> _ENTRIES SHOWN_:

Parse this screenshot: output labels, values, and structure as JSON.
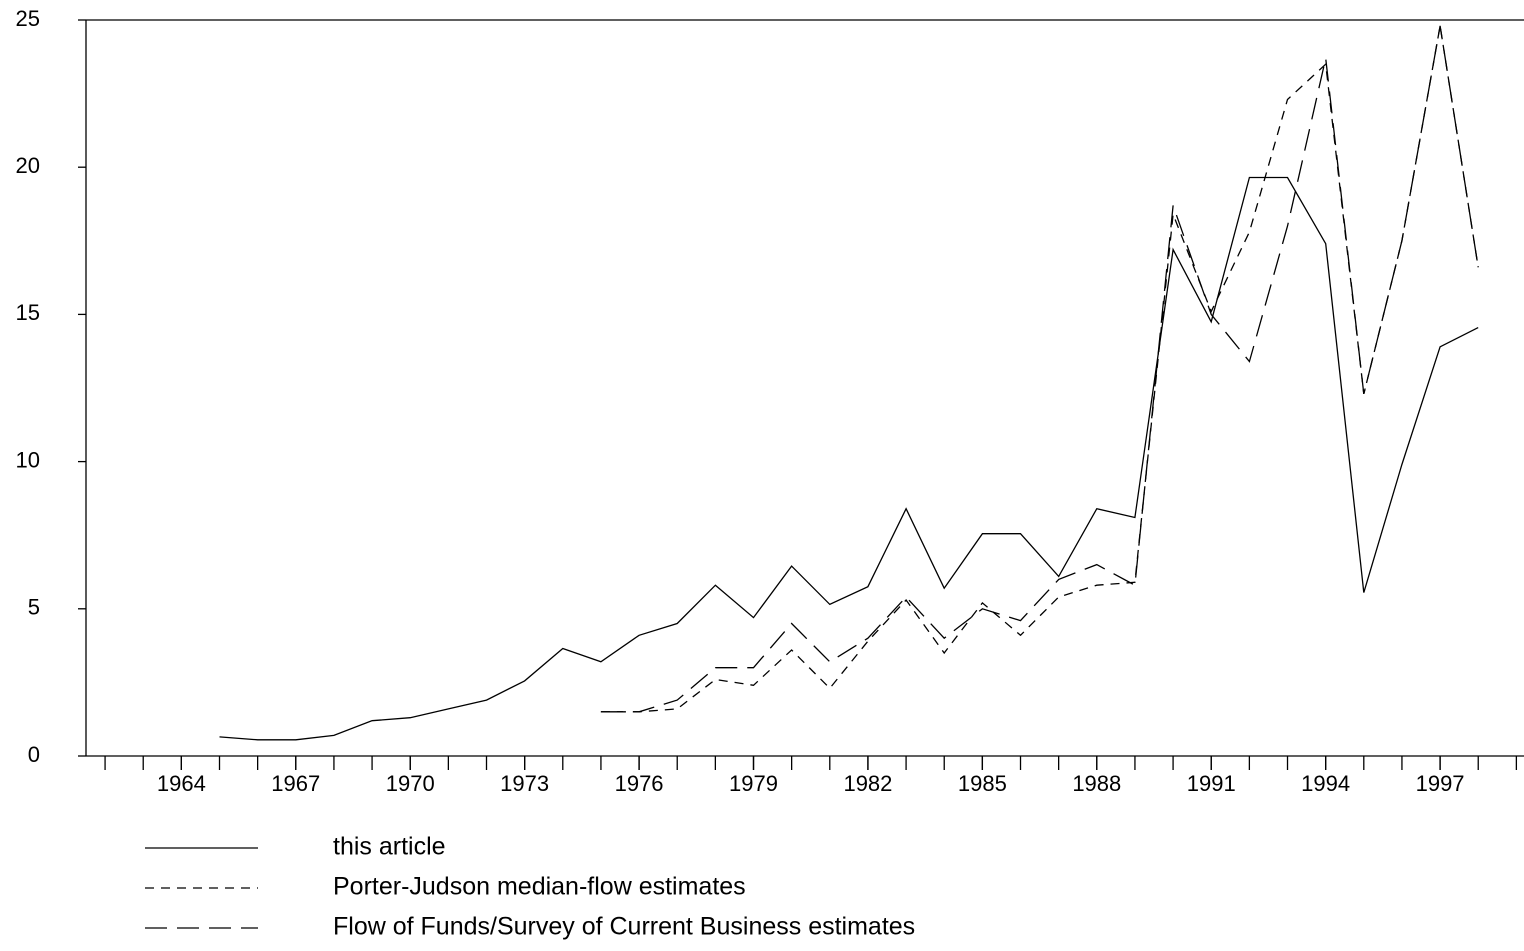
{
  "chart_data": {
    "type": "line",
    "xlim": [
      1961.5,
      1999.2
    ],
    "xticks": [
      1964,
      1967,
      1970,
      1973,
      1976,
      1979,
      1982,
      1985,
      1988,
      1991,
      1994,
      1997
    ],
    "xminorticks": [
      1962,
      1963,
      1964,
      1965,
      1966,
      1967,
      1968,
      1969,
      1970,
      1971,
      1972,
      1973,
      1974,
      1975,
      1976,
      1977,
      1978,
      1979,
      1980,
      1981,
      1982,
      1983,
      1984,
      1985,
      1986,
      1987,
      1988,
      1989,
      1990,
      1991,
      1992,
      1993,
      1994,
      1995,
      1996,
      1997,
      1998,
      1999
    ],
    "ylim": [
      0,
      25
    ],
    "yticks": [
      0,
      5,
      10,
      15,
      20,
      25
    ],
    "series": [
      {
        "name": "this article",
        "color": "#000000",
        "linestyle": "solid",
        "x": [
          1965,
          1966,
          1967,
          1968,
          1969,
          1970,
          1971,
          1972,
          1973,
          1974,
          1975,
          1976,
          1977,
          1978,
          1979,
          1980,
          1981,
          1982,
          1983,
          1984,
          1985,
          1986,
          1987,
          1988,
          1989,
          1990,
          1991,
          1992,
          1993,
          1994,
          1995,
          1996,
          1997,
          1998
        ],
        "values": [
          0.65,
          0.55,
          0.55,
          0.7,
          1.2,
          1.3,
          1.6,
          1.9,
          2.55,
          3.65,
          3.2,
          4.1,
          4.5,
          5.8,
          4.7,
          6.45,
          5.15,
          5.75,
          8.4,
          5.7,
          7.55,
          7.55,
          6.1,
          8.4,
          8.1,
          17.2,
          14.75,
          19.65,
          19.65,
          17.4,
          5.55,
          9.9,
          13.9,
          14.55
        ]
      },
      {
        "name": "Porter-Judson median-flow estimates",
        "color": "#000000",
        "linestyle": "short-dash",
        "x": [
          1975,
          1976,
          1977,
          1978,
          1979,
          1980,
          1981,
          1982,
          1983,
          1984,
          1985,
          1986,
          1987,
          1988,
          1989,
          1990,
          1991,
          1992,
          1993,
          1994,
          1995,
          1996,
          1997,
          1998
        ],
        "values": [
          1.5,
          1.5,
          1.6,
          2.6,
          2.4,
          3.6,
          2.3,
          3.9,
          5.3,
          3.5,
          5.2,
          4.1,
          5.4,
          5.8,
          5.9,
          18.4,
          15.1,
          17.8,
          22.3,
          23.5,
          12.3,
          17.5,
          24.8,
          16.6
        ]
      },
      {
        "name": "Flow of Funds/Survey of Current Business estimates",
        "color": "#000000",
        "linestyle": "long-dash",
        "x": [
          1975,
          1976,
          1977,
          1978,
          1979,
          1980,
          1981,
          1982,
          1983,
          1984,
          1985,
          1986,
          1987,
          1988,
          1989,
          1990,
          1991,
          1992,
          1993,
          1994,
          1995,
          1996,
          1997,
          1998
        ],
        "values": [
          1.5,
          1.5,
          1.9,
          3.0,
          3.0,
          4.5,
          3.2,
          4.0,
          5.4,
          4.0,
          5.0,
          4.6,
          6.0,
          6.5,
          5.8,
          18.7,
          15.0,
          13.4,
          18.0,
          23.7,
          12.3,
          17.5,
          24.8,
          16.6
        ]
      }
    ]
  }
}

> _TO DO_:
From the data above, copy each line that holds "linestyle".

> _CORRECT OUTPUT_:
        "linestyle": "solid",
        "linestyle": "short-dash",
        "linestyle": "long-dash",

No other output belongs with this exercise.